> _Problem description_: Among the lines below, count those with "plateformes". Give only the number.

> _Input_:
>>

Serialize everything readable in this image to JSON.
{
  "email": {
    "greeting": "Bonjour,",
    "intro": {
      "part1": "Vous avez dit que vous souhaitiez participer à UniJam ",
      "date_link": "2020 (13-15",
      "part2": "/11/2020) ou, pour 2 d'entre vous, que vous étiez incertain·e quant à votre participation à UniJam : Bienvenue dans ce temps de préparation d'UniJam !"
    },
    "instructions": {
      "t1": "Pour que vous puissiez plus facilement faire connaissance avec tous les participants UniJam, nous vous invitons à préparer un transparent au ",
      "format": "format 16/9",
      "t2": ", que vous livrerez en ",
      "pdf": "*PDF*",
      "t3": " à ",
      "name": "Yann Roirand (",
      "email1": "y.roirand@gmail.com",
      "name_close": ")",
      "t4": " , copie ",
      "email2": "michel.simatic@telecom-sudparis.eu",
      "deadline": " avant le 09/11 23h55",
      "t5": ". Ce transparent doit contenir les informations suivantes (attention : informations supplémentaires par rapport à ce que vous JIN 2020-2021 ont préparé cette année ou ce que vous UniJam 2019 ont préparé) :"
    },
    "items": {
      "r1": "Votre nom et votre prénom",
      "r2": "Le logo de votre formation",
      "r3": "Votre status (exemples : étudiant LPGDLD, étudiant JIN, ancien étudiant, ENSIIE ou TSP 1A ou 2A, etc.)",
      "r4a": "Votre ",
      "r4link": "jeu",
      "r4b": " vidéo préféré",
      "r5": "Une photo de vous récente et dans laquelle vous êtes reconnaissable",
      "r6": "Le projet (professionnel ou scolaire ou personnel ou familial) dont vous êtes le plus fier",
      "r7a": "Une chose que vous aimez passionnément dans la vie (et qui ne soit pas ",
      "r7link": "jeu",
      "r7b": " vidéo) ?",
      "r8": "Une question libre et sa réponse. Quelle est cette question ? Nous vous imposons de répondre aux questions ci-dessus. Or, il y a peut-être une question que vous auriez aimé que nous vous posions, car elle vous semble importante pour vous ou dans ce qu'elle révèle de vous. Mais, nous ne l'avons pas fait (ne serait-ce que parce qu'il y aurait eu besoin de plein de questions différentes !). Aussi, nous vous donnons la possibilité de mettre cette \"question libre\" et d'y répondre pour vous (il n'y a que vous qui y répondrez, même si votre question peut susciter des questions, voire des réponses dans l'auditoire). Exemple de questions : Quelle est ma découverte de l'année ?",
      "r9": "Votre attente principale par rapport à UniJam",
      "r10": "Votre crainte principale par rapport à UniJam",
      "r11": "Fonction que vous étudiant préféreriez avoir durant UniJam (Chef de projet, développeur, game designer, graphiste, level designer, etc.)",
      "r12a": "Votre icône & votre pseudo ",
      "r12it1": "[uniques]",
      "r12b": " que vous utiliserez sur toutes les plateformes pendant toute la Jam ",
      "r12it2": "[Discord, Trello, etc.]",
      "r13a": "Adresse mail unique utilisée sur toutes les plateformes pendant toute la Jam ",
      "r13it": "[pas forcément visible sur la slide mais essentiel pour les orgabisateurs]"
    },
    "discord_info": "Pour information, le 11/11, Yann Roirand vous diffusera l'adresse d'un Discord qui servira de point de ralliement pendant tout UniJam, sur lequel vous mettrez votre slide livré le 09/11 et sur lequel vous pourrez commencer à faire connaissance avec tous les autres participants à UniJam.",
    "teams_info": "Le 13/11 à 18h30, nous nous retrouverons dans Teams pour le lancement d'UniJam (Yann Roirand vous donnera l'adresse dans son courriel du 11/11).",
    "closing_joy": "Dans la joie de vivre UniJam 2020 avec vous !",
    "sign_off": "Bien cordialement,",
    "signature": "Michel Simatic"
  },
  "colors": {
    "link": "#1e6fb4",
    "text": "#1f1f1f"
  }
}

<<
>>

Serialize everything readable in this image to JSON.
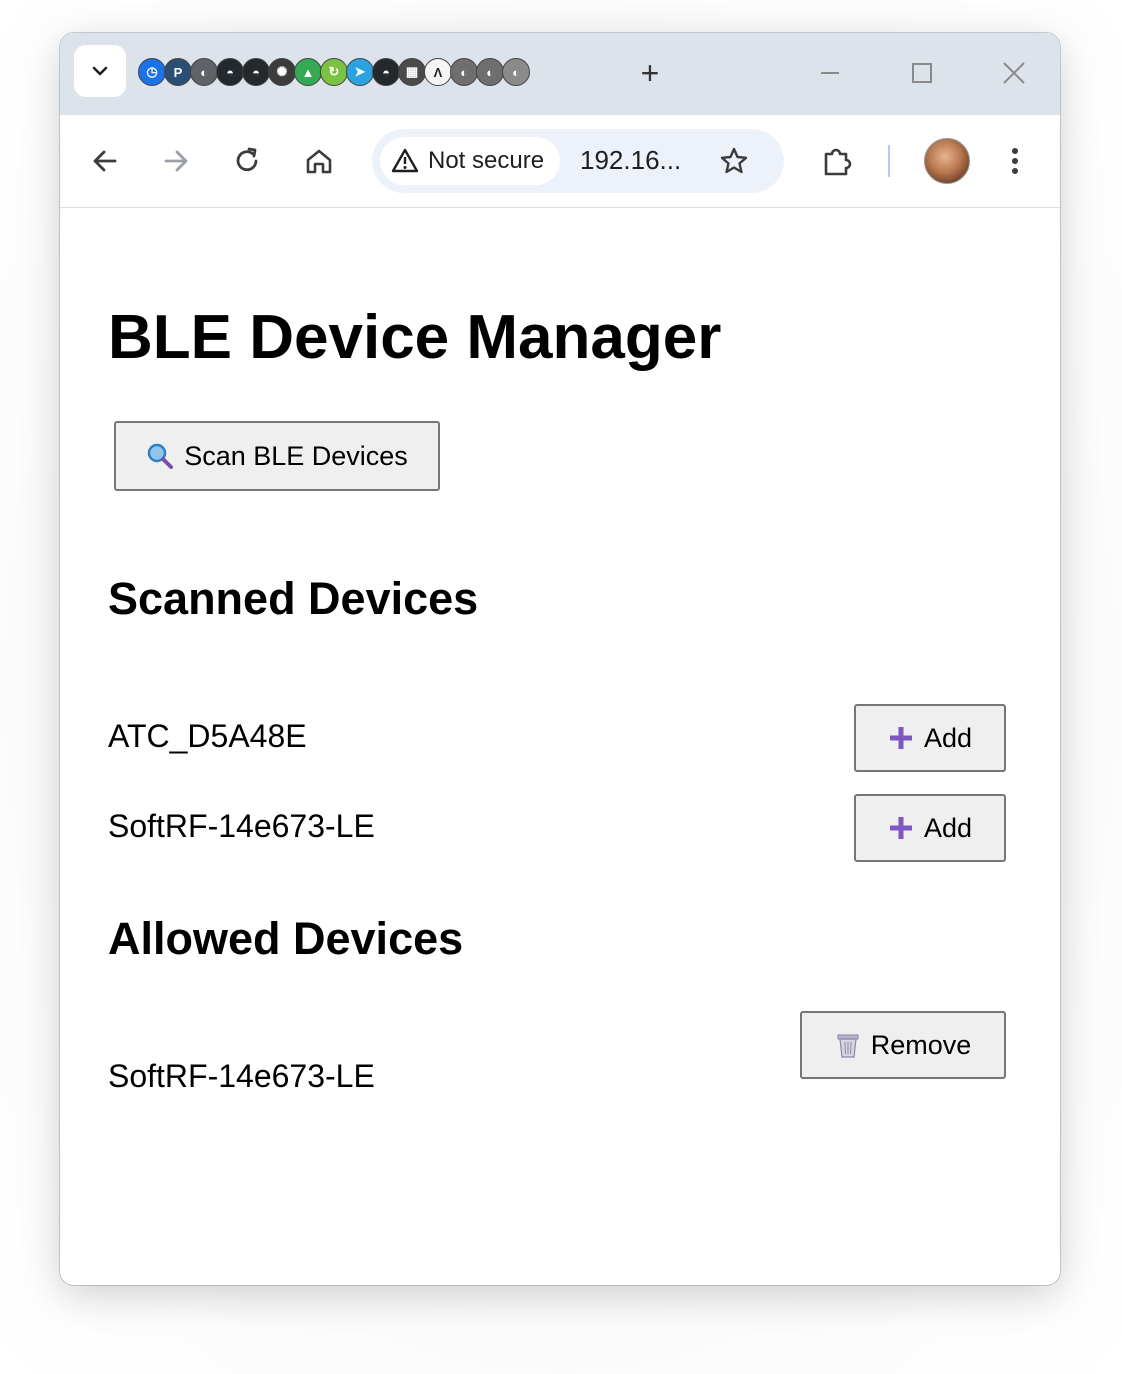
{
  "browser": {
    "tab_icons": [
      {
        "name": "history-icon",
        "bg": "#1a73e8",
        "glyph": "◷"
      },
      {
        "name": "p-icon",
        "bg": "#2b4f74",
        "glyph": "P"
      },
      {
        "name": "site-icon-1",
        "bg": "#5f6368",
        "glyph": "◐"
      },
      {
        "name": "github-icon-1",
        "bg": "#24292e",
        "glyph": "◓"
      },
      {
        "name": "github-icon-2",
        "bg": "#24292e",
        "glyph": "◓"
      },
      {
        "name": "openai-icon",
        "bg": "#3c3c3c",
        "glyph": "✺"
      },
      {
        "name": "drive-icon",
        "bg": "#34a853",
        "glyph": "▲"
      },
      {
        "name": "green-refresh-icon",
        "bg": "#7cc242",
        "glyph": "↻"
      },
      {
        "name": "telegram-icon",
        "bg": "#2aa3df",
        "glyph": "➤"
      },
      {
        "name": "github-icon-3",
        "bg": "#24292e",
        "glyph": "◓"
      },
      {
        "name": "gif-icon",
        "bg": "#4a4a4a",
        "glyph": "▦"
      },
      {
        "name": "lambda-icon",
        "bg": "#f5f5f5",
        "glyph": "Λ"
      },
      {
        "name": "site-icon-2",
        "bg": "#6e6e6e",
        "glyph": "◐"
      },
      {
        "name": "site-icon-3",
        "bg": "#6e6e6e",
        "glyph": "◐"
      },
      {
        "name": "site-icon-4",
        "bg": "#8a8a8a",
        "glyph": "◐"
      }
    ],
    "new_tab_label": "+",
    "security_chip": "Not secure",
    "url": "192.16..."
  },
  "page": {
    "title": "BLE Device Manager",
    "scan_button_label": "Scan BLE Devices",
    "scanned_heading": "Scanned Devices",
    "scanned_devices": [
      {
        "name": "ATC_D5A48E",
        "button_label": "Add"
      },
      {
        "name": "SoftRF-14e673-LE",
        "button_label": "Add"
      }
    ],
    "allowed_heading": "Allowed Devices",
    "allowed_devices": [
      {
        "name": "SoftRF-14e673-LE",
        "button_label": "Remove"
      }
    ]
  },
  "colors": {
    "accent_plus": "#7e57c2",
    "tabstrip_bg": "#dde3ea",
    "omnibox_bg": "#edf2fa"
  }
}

<<

> _Finished answer_: 2